* INSTRUCTIONS TO FOLLOW:
Give the listing again in full, exactly as written.

── SUPPLIED RECORDS ──

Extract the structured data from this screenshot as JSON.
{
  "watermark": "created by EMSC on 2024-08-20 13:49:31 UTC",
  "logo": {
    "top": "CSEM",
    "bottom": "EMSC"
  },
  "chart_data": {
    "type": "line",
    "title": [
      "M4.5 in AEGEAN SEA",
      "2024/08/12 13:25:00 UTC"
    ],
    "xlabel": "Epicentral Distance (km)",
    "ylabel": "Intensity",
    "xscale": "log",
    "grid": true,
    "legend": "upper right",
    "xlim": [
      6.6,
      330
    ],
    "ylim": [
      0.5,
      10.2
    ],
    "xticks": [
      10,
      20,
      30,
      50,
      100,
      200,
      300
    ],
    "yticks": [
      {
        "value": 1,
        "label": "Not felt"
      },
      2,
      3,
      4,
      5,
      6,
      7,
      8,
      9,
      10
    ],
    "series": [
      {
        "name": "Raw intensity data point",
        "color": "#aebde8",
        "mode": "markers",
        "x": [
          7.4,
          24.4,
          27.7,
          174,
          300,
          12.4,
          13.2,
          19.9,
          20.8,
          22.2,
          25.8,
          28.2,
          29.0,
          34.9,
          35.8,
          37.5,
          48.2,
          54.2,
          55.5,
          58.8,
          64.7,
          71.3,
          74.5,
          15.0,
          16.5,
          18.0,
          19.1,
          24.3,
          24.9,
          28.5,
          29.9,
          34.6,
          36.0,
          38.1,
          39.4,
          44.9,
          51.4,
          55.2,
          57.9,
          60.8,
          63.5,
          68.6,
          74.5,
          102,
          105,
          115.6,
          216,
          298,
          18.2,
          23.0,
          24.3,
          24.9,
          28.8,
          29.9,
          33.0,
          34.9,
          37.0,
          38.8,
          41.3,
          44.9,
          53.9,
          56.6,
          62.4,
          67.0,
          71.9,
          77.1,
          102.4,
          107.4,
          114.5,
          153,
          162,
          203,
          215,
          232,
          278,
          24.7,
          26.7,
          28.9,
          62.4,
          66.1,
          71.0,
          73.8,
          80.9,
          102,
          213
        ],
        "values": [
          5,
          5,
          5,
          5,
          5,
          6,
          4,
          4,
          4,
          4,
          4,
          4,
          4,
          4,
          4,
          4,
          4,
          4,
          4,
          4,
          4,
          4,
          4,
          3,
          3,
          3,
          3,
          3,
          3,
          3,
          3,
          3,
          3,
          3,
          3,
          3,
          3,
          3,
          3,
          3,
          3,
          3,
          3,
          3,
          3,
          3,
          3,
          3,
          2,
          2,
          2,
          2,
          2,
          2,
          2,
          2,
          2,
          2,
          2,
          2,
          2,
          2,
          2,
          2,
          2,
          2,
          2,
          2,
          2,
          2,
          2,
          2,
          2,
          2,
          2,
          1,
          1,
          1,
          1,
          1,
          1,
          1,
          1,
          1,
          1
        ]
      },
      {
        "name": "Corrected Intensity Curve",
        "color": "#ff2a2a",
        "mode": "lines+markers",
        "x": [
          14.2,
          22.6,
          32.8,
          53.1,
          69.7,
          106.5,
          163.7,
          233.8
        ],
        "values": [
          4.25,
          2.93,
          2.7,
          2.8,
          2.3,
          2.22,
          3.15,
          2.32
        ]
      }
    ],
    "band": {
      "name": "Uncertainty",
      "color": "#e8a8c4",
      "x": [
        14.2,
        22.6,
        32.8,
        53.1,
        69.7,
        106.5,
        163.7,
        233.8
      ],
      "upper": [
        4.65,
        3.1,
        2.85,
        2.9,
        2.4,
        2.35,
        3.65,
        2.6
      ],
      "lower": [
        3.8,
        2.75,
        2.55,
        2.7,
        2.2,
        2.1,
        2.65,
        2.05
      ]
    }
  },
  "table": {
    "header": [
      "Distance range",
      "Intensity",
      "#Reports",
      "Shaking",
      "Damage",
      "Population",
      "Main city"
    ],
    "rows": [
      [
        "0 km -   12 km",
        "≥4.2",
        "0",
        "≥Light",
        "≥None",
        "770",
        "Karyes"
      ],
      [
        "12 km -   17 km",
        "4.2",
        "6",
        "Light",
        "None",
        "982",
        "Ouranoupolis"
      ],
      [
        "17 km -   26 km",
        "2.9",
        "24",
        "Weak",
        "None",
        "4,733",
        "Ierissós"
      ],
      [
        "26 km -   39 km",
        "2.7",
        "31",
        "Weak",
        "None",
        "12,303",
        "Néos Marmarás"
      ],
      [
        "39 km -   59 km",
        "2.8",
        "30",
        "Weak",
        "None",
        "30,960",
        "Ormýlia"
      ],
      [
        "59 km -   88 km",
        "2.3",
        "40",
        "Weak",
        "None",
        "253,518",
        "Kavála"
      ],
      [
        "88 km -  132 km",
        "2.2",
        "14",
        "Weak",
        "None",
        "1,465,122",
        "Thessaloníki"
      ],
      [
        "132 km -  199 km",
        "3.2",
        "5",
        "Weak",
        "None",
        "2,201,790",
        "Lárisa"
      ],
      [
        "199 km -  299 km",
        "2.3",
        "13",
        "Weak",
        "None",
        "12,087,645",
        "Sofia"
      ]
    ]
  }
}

───

* ANSWER IN FULL:
Extract the structured data from this screenshot as JSON.
{
  "watermark": "created by EMSC on 2024-08-20 13:49:31 UTC",
  "logo": {
    "top": "CSEM",
    "bottom": "EMSC"
  },
  "chart_data": {
    "type": "line",
    "title": [
      "M4.5 in AEGEAN SEA",
      "2024/08/12 13:25:00 UTC"
    ],
    "xlabel": "Epicentral Distance (km)",
    "ylabel": "Intensity",
    "xscale": "log",
    "grid": true,
    "legend": "upper right",
    "xlim": [
      6.6,
      330
    ],
    "ylim": [
      0.5,
      10.2
    ],
    "xticks": [
      10,
      20,
      30,
      50,
      100,
      200,
      300
    ],
    "yticks": [
      {
        "value": 1,
        "label": "Not felt"
      },
      2,
      3,
      4,
      5,
      6,
      7,
      8,
      9,
      10
    ],
    "series": [
      {
        "name": "Raw intensity data point",
        "color": "#aebde8",
        "mode": "markers",
        "x": [
          7.4,
          24.4,
          27.7,
          174,
          300,
          12.4,
          13.2,
          19.9,
          20.8,
          22.2,
          25.8,
          28.2,
          29.0,
          34.9,
          35.8,
          37.5,
          48.2,
          54.2,
          55.5,
          58.8,
          64.7,
          71.3,
          74.5,
          15.0,
          16.5,
          18.0,
          19.1,
          24.3,
          24.9,
          28.5,
          29.9,
          34.6,
          36.0,
          38.1,
          39.4,
          44.9,
          51.4,
          55.2,
          57.9,
          60.8,
          63.5,
          68.6,
          74.5,
          102,
          105,
          115.6,
          216,
          298,
          18.2,
          23.0,
          24.3,
          24.9,
          28.8,
          29.9,
          33.0,
          34.9,
          37.0,
          38.8,
          41.3,
          44.9,
          53.9,
          56.6,
          62.4,
          67.0,
          71.9,
          77.1,
          102.4,
          107.4,
          114.5,
          153,
          162,
          203,
          215,
          232,
          278,
          24.7,
          26.7,
          28.9,
          62.4,
          66.1,
          71.0,
          73.8,
          80.9,
          102,
          213
        ],
        "values": [
          5,
          5,
          5,
          5,
          5,
          6,
          4,
          4,
          4,
          4,
          4,
          4,
          4,
          4,
          4,
          4,
          4,
          4,
          4,
          4,
          4,
          4,
          4,
          3,
          3,
          3,
          3,
          3,
          3,
          3,
          3,
          3,
          3,
          3,
          3,
          3,
          3,
          3,
          3,
          3,
          3,
          3,
          3,
          3,
          3,
          3,
          3,
          3,
          2,
          2,
          2,
          2,
          2,
          2,
          2,
          2,
          2,
          2,
          2,
          2,
          2,
          2,
          2,
          2,
          2,
          2,
          2,
          2,
          2,
          2,
          2,
          2,
          2,
          2,
          2,
          1,
          1,
          1,
          1,
          1,
          1,
          1,
          1,
          1,
          1
        ]
      },
      {
        "name": "Corrected Intensity Curve",
        "color": "#ff2a2a",
        "mode": "lines+markers",
        "x": [
          14.2,
          22.6,
          32.8,
          53.1,
          69.7,
          106.5,
          163.7,
          233.8
        ],
        "values": [
          4.25,
          2.93,
          2.7,
          2.8,
          2.3,
          2.22,
          3.15,
          2.32
        ]
      }
    ],
    "band": {
      "name": "Uncertainty",
      "color": "#e8a8c4",
      "x": [
        14.2,
        22.6,
        32.8,
        53.1,
        69.7,
        106.5,
        163.7,
        233.8
      ],
      "upper": [
        4.65,
        3.1,
        2.85,
        2.9,
        2.4,
        2.35,
        3.65,
        2.6
      ],
      "lower": [
        3.8,
        2.75,
        2.55,
        2.7,
        2.2,
        2.1,
        2.65,
        2.05
      ]
    }
  },
  "table": {
    "header": [
      "Distance range",
      "Intensity",
      "#Reports",
      "Shaking",
      "Damage",
      "Population",
      "Main city"
    ],
    "rows": [
      [
        "0 km -   12 km",
        "≥4.2",
        "0",
        "≥Light",
        "≥None",
        "770",
        "Karyes"
      ],
      [
        "12 km -   17 km",
        "4.2",
        "6",
        "Light",
        "None",
        "982",
        "Ouranoupolis"
      ],
      [
        "17 km -   26 km",
        "2.9",
        "24",
        "Weak",
        "None",
        "4,733",
        "Ierissós"
      ],
      [
        "26 km -   39 km",
        "2.7",
        "31",
        "Weak",
        "None",
        "12,303",
        "Néos Marmarás"
      ],
      [
        "39 km -   59 km",
        "2.8",
        "30",
        "Weak",
        "None",
        "30,960",
        "Ormýlia"
      ],
      [
        "59 km -   88 km",
        "2.3",
        "40",
        "Weak",
        "None",
        "253,518",
        "Kavála"
      ],
      [
        "88 km -  132 km",
        "2.2",
        "14",
        "Weak",
        "None",
        "1,465,122",
        "Thessaloníki"
      ],
      [
        "132 km -  199 km",
        "3.2",
        "5",
        "Weak",
        "None",
        "2,201,790",
        "Lárisa"
      ],
      [
        "199 km -  299 km",
        "2.3",
        "13",
        "Weak",
        "None",
        "12,087,645",
        "Sofia"
      ]
    ]
  }
}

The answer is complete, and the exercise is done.